Aim of the exercise:
Locate the word "image" in the data below, then copy every line that holds it.

Records for this task:
START

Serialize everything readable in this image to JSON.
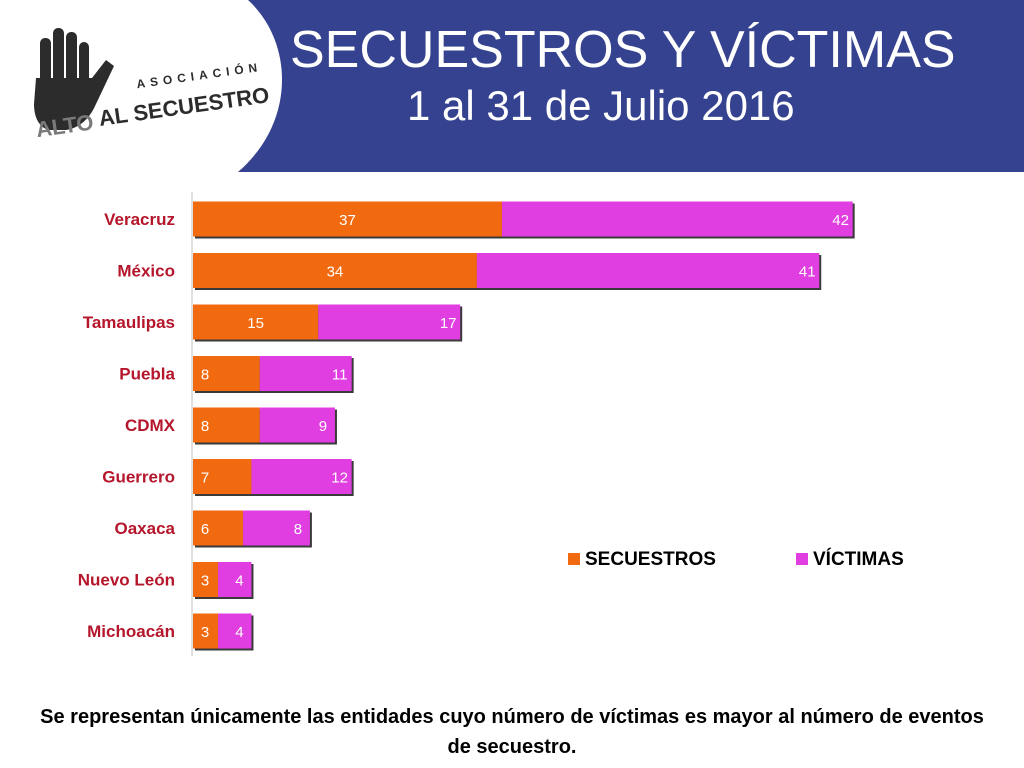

END
START

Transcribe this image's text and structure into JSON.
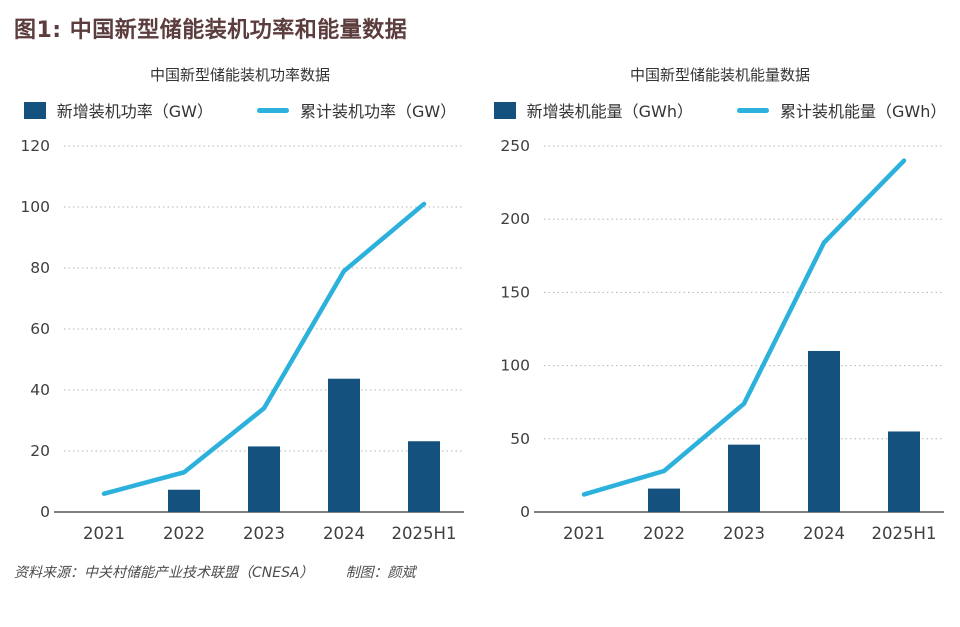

END
START

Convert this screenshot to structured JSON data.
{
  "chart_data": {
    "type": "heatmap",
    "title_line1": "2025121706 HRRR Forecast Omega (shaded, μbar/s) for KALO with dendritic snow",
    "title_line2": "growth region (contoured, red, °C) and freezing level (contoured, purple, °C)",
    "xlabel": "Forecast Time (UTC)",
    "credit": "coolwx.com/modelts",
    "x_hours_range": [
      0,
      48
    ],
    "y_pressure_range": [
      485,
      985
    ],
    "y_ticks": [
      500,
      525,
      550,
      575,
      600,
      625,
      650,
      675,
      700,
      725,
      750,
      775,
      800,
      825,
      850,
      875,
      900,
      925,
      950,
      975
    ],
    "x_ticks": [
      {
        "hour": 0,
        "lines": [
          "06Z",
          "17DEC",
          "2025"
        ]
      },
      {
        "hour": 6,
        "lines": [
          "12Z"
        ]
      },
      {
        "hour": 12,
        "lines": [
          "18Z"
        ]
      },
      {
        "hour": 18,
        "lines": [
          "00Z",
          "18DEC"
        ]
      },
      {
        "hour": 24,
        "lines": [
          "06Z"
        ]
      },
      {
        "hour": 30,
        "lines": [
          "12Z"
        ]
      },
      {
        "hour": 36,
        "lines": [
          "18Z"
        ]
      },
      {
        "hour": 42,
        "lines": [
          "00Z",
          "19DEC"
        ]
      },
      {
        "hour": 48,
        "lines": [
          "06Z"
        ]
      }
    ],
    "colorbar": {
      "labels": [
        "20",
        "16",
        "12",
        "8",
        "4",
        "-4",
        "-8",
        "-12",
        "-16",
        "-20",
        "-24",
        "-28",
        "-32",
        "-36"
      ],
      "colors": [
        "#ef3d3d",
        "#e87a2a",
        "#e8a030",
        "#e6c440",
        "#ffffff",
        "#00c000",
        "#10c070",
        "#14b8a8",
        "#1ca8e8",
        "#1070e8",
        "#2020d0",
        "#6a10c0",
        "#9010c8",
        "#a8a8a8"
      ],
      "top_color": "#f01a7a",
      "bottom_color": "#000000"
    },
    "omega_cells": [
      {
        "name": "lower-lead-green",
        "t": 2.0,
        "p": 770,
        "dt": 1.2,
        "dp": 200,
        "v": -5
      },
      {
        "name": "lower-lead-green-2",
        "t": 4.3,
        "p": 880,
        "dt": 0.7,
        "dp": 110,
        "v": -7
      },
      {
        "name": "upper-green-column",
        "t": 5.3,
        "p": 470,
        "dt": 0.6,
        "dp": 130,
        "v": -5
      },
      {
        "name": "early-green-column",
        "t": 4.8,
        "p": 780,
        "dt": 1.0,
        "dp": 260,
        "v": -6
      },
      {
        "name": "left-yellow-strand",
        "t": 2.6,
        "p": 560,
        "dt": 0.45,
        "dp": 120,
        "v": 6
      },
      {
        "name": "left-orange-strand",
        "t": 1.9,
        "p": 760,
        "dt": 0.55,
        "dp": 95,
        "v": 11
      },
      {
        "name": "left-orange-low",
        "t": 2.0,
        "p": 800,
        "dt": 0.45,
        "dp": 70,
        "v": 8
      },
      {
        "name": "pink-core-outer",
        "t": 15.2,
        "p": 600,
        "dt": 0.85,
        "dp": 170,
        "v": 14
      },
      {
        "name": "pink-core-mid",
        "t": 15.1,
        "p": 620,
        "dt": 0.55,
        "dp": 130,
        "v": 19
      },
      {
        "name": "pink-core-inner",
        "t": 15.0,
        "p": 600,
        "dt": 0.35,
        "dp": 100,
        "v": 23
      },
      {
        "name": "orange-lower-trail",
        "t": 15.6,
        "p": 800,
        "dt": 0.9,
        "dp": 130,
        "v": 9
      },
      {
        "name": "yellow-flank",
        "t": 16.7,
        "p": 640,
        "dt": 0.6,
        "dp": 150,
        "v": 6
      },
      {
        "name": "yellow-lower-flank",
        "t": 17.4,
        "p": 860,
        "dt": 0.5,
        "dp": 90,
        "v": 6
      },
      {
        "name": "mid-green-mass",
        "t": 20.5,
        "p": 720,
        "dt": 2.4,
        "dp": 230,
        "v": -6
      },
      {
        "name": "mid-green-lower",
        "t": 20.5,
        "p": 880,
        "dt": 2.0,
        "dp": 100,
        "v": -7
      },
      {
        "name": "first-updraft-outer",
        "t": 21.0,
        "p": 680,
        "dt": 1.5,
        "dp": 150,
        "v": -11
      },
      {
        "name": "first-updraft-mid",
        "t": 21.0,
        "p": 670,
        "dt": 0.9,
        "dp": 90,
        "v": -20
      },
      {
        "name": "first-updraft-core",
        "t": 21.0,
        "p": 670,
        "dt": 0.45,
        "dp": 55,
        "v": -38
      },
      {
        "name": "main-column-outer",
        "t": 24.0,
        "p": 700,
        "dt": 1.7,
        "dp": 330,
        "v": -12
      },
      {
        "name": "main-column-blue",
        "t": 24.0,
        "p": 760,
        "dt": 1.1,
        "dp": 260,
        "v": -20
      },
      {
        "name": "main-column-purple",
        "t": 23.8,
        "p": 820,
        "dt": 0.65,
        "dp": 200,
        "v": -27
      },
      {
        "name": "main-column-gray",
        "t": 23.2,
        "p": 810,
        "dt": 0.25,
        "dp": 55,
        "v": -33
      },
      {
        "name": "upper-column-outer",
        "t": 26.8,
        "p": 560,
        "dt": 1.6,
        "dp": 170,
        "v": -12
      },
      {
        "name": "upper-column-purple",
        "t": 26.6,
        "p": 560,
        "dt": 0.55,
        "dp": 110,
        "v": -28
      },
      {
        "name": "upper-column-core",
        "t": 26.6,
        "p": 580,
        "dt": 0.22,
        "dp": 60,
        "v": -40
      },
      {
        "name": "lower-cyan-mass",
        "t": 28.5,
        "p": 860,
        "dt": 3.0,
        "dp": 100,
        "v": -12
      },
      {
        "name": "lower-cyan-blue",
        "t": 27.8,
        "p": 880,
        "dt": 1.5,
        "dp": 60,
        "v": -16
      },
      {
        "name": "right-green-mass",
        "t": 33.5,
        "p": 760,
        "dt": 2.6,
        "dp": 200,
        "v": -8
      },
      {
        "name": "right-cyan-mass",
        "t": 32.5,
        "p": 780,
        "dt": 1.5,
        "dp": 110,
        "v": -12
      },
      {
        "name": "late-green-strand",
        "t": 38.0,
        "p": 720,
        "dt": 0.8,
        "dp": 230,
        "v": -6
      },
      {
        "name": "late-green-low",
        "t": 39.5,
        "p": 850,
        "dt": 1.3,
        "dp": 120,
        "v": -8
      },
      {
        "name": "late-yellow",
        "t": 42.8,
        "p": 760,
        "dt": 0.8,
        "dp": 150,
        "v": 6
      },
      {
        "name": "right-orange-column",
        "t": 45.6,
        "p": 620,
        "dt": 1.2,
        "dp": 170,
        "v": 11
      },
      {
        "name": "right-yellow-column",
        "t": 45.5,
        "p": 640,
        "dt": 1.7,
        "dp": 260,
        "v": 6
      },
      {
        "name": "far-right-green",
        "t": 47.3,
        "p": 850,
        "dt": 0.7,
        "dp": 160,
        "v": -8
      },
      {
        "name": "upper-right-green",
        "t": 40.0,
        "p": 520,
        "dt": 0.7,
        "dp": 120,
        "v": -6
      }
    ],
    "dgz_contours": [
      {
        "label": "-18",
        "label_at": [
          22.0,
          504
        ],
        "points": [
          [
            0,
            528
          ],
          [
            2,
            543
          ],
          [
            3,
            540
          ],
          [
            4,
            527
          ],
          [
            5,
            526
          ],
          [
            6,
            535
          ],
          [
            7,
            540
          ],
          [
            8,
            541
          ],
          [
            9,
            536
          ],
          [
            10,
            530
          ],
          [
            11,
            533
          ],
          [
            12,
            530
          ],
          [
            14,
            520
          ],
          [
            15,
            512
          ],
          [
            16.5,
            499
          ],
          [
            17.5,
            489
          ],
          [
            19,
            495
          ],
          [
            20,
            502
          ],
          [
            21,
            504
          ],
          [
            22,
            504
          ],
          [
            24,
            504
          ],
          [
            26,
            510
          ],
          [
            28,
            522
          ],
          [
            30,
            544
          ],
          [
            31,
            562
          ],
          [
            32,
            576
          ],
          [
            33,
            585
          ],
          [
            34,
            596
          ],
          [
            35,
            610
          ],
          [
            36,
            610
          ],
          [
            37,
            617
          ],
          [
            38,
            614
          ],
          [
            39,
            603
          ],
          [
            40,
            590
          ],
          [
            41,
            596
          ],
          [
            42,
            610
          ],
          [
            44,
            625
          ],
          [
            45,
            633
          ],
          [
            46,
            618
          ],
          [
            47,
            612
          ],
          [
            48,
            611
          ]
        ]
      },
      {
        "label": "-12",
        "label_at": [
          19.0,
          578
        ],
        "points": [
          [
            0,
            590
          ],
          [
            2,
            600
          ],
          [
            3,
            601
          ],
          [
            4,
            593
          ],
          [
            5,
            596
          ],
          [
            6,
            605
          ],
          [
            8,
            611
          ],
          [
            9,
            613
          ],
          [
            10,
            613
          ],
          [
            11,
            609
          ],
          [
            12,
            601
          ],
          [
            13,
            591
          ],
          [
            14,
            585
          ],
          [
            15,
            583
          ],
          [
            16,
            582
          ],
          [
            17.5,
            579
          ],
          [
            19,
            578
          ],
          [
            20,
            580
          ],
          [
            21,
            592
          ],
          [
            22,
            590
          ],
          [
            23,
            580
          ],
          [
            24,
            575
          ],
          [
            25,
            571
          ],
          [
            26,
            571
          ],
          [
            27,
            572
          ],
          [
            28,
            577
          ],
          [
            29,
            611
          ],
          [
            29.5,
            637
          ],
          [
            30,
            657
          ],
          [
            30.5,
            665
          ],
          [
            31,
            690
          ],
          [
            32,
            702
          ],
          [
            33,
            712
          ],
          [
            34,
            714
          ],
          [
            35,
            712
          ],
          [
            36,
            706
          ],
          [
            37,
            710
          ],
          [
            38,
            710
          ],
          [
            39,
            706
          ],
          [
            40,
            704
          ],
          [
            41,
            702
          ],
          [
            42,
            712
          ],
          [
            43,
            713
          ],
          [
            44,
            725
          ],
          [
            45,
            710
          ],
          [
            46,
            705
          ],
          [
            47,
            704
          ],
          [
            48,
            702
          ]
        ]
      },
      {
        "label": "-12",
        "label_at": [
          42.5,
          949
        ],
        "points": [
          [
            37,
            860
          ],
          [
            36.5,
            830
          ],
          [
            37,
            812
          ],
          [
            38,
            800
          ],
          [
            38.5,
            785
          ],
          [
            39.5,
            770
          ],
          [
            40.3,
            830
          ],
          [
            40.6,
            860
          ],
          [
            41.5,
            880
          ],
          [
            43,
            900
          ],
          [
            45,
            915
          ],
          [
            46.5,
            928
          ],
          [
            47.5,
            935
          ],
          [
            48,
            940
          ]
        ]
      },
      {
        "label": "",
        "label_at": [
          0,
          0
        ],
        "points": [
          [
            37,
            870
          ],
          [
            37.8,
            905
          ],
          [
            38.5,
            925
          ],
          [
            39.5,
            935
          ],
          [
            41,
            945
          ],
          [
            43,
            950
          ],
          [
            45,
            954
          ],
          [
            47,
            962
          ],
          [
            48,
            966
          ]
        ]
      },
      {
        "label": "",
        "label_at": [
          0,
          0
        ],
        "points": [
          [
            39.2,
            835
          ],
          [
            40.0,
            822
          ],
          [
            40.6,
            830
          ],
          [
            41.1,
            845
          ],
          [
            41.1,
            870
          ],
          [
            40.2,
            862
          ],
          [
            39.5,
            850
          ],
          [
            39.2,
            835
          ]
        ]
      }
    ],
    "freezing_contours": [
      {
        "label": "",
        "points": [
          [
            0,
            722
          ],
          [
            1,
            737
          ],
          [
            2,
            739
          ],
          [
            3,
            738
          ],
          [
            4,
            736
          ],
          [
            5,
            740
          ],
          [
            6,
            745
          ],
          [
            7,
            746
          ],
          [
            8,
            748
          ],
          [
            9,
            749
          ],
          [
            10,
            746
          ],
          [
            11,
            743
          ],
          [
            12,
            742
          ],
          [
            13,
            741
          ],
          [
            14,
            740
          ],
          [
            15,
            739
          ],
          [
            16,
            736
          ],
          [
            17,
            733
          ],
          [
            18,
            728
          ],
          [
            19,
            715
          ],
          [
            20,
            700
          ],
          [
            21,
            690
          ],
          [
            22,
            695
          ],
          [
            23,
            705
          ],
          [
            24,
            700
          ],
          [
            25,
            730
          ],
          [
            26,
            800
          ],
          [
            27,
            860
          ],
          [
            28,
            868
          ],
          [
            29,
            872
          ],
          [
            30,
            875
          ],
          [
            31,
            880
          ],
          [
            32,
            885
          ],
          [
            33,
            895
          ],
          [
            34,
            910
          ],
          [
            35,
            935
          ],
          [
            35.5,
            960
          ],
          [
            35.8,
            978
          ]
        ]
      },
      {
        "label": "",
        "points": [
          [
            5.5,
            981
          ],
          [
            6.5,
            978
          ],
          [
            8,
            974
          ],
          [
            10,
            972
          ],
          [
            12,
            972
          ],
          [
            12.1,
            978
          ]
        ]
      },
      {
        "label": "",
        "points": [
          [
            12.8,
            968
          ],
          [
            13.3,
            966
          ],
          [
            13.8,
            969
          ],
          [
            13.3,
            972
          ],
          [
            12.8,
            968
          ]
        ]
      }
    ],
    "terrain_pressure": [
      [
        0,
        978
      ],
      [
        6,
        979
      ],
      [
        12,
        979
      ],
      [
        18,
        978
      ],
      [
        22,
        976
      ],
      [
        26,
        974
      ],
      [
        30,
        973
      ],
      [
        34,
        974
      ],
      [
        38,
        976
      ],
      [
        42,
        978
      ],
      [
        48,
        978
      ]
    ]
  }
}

END

Task output:
Serialize everything readable in this image to JSON.
Transcribe this image's text and structure into JSON.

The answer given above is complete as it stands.